Your task is to copy the listing exactly. Drop any pictures from the copy.

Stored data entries
════════════════

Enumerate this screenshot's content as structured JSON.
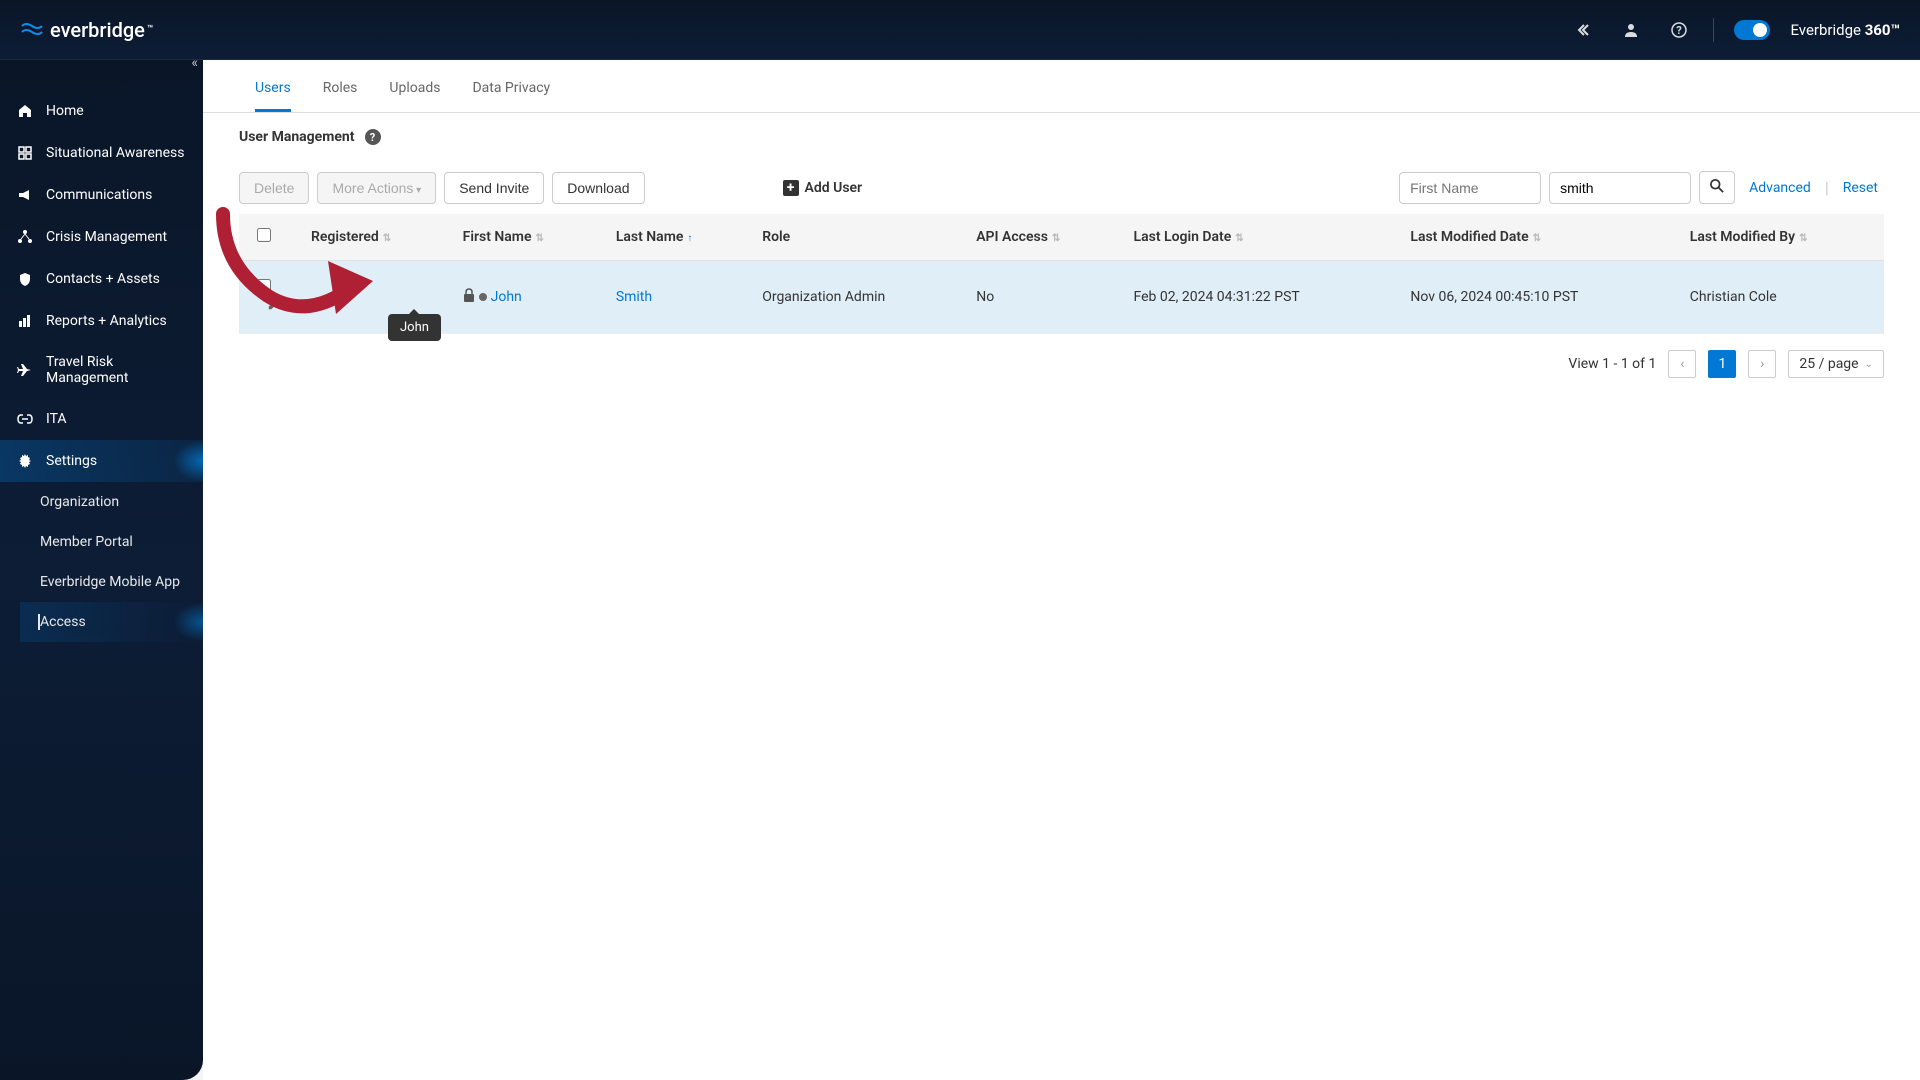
{
  "header": {
    "logo_text": "everbridge",
    "brand_prefix": "Everbridge ",
    "brand_suffix": "360™"
  },
  "sidebar": {
    "items": [
      {
        "icon": "home",
        "label": "Home"
      },
      {
        "icon": "dashboard",
        "label": "Situational Awareness"
      },
      {
        "icon": "megaphone",
        "label": "Communications"
      },
      {
        "icon": "network",
        "label": "Crisis Management"
      },
      {
        "icon": "shield",
        "label": "Contacts + Assets"
      },
      {
        "icon": "chart",
        "label": "Reports + Analytics"
      },
      {
        "icon": "plane",
        "label": "Travel Risk Management"
      },
      {
        "icon": "link",
        "label": "ITA"
      },
      {
        "icon": "gear",
        "label": "Settings"
      }
    ],
    "sub_items": [
      {
        "label": "Organization"
      },
      {
        "label": "Member Portal"
      },
      {
        "label": "Everbridge Mobile App"
      },
      {
        "label": "Access"
      }
    ]
  },
  "tabs": [
    {
      "label": "Users",
      "active": true
    },
    {
      "label": "Roles"
    },
    {
      "label": "Uploads"
    },
    {
      "label": "Data Privacy"
    }
  ],
  "page_title": "User Management",
  "toolbar": {
    "delete": "Delete",
    "more_actions": "More Actions",
    "send_invite": "Send Invite",
    "download": "Download",
    "add_user": "Add User",
    "first_name_placeholder": "First Name",
    "last_name_value": "smith",
    "advanced": "Advanced",
    "reset": "Reset"
  },
  "table": {
    "headers": {
      "registered": "Registered",
      "first_name": "First Name",
      "last_name": "Last Name",
      "role": "Role",
      "api_access": "API Access",
      "last_login": "Last Login Date",
      "last_modified_date": "Last Modified Date",
      "last_modified_by": "Last Modified By"
    },
    "rows": [
      {
        "first_name": "John",
        "last_name": "Smith",
        "role": "Organization Admin",
        "api_access": "No",
        "last_login": "Feb 02, 2024 04:31:22 PST",
        "last_modified_date": "Nov 06, 2024 00:45:10 PST",
        "last_modified_by": "Christian Cole"
      }
    ]
  },
  "tooltip_text": "John",
  "pagination": {
    "view_text": "View 1 - 1 of 1",
    "current_page": "1",
    "page_size": "25 / page"
  }
}
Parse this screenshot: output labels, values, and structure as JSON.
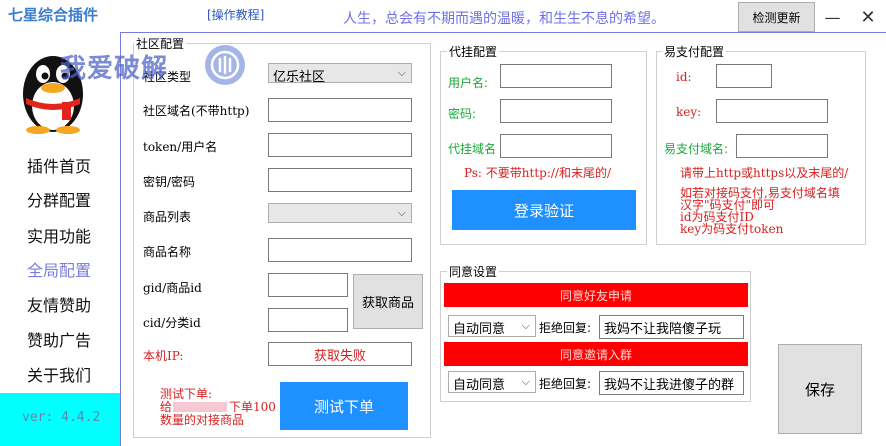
{
  "header": {
    "app_title": "七星综合插件",
    "tutorial_link": "[操作教程]",
    "slogan": "人生，总会有不期而遇的温暖，和生生不息的希望。",
    "check_update": "检测更新",
    "minimize": "—",
    "close": "✕"
  },
  "sidebar": {
    "items": [
      {
        "label": "插件首页"
      },
      {
        "label": "分群配置"
      },
      {
        "label": "实用功能"
      },
      {
        "label": "全局配置"
      },
      {
        "label": "友情赞助"
      },
      {
        "label": "赞助广告"
      },
      {
        "label": "关于我们"
      }
    ],
    "version": "ver: 4.4.2"
  },
  "watermark": {
    "text": "我爱破解",
    "badge_icon": "lock-icon"
  },
  "community": {
    "title": "社区配置",
    "type_label": "社区类型",
    "type_value": "亿乐社区",
    "domain_label": "社区域名(不带http)",
    "domain_value": "",
    "token_label": "token/用户名",
    "token_value": "",
    "secret_label": "密钥/密码",
    "secret_value": "",
    "goods_list_label": "商品列表",
    "goods_list_value": "",
    "goods_name_label": "商品名称",
    "goods_name_value": "",
    "gid_label": "gid/商品id",
    "gid_value": "",
    "cid_label": "cid/分类id",
    "cid_value": "",
    "get_goods_button": "获取商品",
    "local_ip_label": "本机IP:",
    "local_ip_value": "获取失败",
    "test_order_note_line1": "测试下单:",
    "test_order_note_line2a": "给",
    "test_order_note_line2b": "下单100",
    "test_order_note_line3": "数量的对接商品",
    "test_order_button": "测试下单"
  },
  "proxy": {
    "title": "代挂配置",
    "username_label": "用户名:",
    "username_value": "",
    "password_label": "密码:",
    "password_value": "",
    "domain_label": "代挂域名",
    "domain_value": "",
    "note": "Ps: 不要带http://和末尾的/",
    "login_button": "登录验证"
  },
  "epay": {
    "title": "易支付配置",
    "id_label": "id:",
    "id_value": "",
    "key_label": "key:",
    "key_value": "",
    "domain_label": "易支付域名:",
    "domain_value": "",
    "note1": "请带上http或https以及末尾的/",
    "note2": "如若对接码支付,易支付域名填",
    "note3": "汉字\"码支付\"即可",
    "note4": "id为码支付ID",
    "note5": "key为码支付token"
  },
  "agree": {
    "title": "同意设置",
    "friend_request_button": "同意好友申请",
    "friend_mode": "自动同意",
    "friend_reject_label": "拒绝回复:",
    "friend_reject_value": "我妈不让我陪傻子玩",
    "group_invite_button": "同意邀请入群",
    "group_mode": "自动同意",
    "group_reject_label": "拒绝回复:",
    "group_reject_value": "我妈不让我进傻子的群"
  },
  "save_button": "保存",
  "colors": {
    "accent_blue": "#1e90ff",
    "alert_red": "#ff0000",
    "version_bg": "#00ffff",
    "label_green": "#1aa83a"
  }
}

════════════════

* RESULT OF THE EXERCISE *
Enumerate this screenshot's content as structured JSON.
{
  "header": {
    "logo_text": "everbridge",
    "brand_prefix": "Everbridge ",
    "brand_suffix": "360™"
  },
  "sidebar": {
    "items": [
      {
        "icon": "home",
        "label": "Home"
      },
      {
        "icon": "dashboard",
        "label": "Situational Awareness"
      },
      {
        "icon": "megaphone",
        "label": "Communications"
      },
      {
        "icon": "network",
        "label": "Crisis Management"
      },
      {
        "icon": "shield",
        "label": "Contacts + Assets"
      },
      {
        "icon": "chart",
        "label": "Reports + Analytics"
      },
      {
        "icon": "plane",
        "label": "Travel Risk Management"
      },
      {
        "icon": "link",
        "label": "ITA"
      },
      {
        "icon": "gear",
        "label": "Settings"
      }
    ],
    "sub_items": [
      {
        "label": "Organization"
      },
      {
        "label": "Member Portal"
      },
      {
        "label": "Everbridge Mobile App"
      },
      {
        "label": "Access"
      }
    ]
  },
  "tabs": [
    {
      "label": "Users",
      "active": true
    },
    {
      "label": "Roles"
    },
    {
      "label": "Uploads"
    },
    {
      "label": "Data Privacy"
    }
  ],
  "page_title": "User Management",
  "toolbar": {
    "delete": "Delete",
    "more_actions": "More Actions",
    "send_invite": "Send Invite",
    "download": "Download",
    "add_user": "Add User",
    "first_name_placeholder": "First Name",
    "last_name_value": "smith",
    "advanced": "Advanced",
    "reset": "Reset"
  },
  "table": {
    "headers": {
      "registered": "Registered",
      "first_name": "First Name",
      "last_name": "Last Name",
      "role": "Role",
      "api_access": "API Access",
      "last_login": "Last Login Date",
      "last_modified_date": "Last Modified Date",
      "last_modified_by": "Last Modified By"
    },
    "rows": [
      {
        "first_name": "John",
        "last_name": "Smith",
        "role": "Organization Admin",
        "api_access": "No",
        "last_login": "Feb 02, 2024 04:31:22 PST",
        "last_modified_date": "Nov 06, 2024 00:45:10 PST",
        "last_modified_by": "Christian Cole"
      }
    ]
  },
  "tooltip_text": "John",
  "pagination": {
    "view_text": "View 1 - 1 of 1",
    "current_page": "1",
    "page_size": "25 / page"
  }
}
Parse this screenshot: output labels, values, and structure as JSON.
{
  "header": {
    "app_title": "七星综合插件",
    "tutorial_link": "[操作教程]",
    "slogan": "人生，总会有不期而遇的温暖，和生生不息的希望。",
    "check_update": "检测更新",
    "minimize": "—",
    "close": "✕"
  },
  "sidebar": {
    "items": [
      {
        "label": "插件首页"
      },
      {
        "label": "分群配置"
      },
      {
        "label": "实用功能"
      },
      {
        "label": "全局配置"
      },
      {
        "label": "友情赞助"
      },
      {
        "label": "赞助广告"
      },
      {
        "label": "关于我们"
      }
    ],
    "version": "ver: 4.4.2"
  },
  "watermark": {
    "text": "我爱破解",
    "badge_icon": "lock-icon"
  },
  "community": {
    "title": "社区配置",
    "type_label": "社区类型",
    "type_value": "亿乐社区",
    "domain_label": "社区域名(不带http)",
    "domain_value": "",
    "token_label": "token/用户名",
    "token_value": "",
    "secret_label": "密钥/密码",
    "secret_value": "",
    "goods_list_label": "商品列表",
    "goods_list_value": "",
    "goods_name_label": "商品名称",
    "goods_name_value": "",
    "gid_label": "gid/商品id",
    "gid_value": "",
    "cid_label": "cid/分类id",
    "cid_value": "",
    "get_goods_button": "获取商品",
    "local_ip_label": "本机IP:",
    "local_ip_value": "获取失败",
    "test_order_note_line1": "测试下单:",
    "test_order_note_line2a": "给",
    "test_order_note_line2b": "下单100",
    "test_order_note_line3": "数量的对接商品",
    "test_order_button": "测试下单"
  },
  "proxy": {
    "title": "代挂配置",
    "username_label": "用户名:",
    "username_value": "",
    "password_label": "密码:",
    "password_value": "",
    "domain_label": "代挂域名",
    "domain_value": "",
    "note": "Ps: 不要带http://和末尾的/",
    "login_button": "登录验证"
  },
  "epay": {
    "title": "易支付配置",
    "id_label": "id:",
    "id_value": "",
    "key_label": "key:",
    "key_value": "",
    "domain_label": "易支付域名:",
    "domain_value": "",
    "note1": "请带上http或https以及末尾的/",
    "note2": "如若对接码支付,易支付域名填",
    "note3": "汉字\"码支付\"即可",
    "note4": "id为码支付ID",
    "note5": "key为码支付token"
  },
  "agree": {
    "title": "同意设置",
    "friend_request_button": "同意好友申请",
    "friend_mode": "自动同意",
    "friend_reject_label": "拒绝回复:",
    "friend_reject_value": "我妈不让我陪傻子玩",
    "group_invite_button": "同意邀请入群",
    "group_mode": "自动同意",
    "group_reject_label": "拒绝回复:",
    "group_reject_value": "我妈不让我进傻子的群"
  },
  "save_button": "保存",
  "colors": {
    "accent_blue": "#1e90ff",
    "alert_red": "#ff0000",
    "version_bg": "#00ffff",
    "label_green": "#1aa83a"
  }
}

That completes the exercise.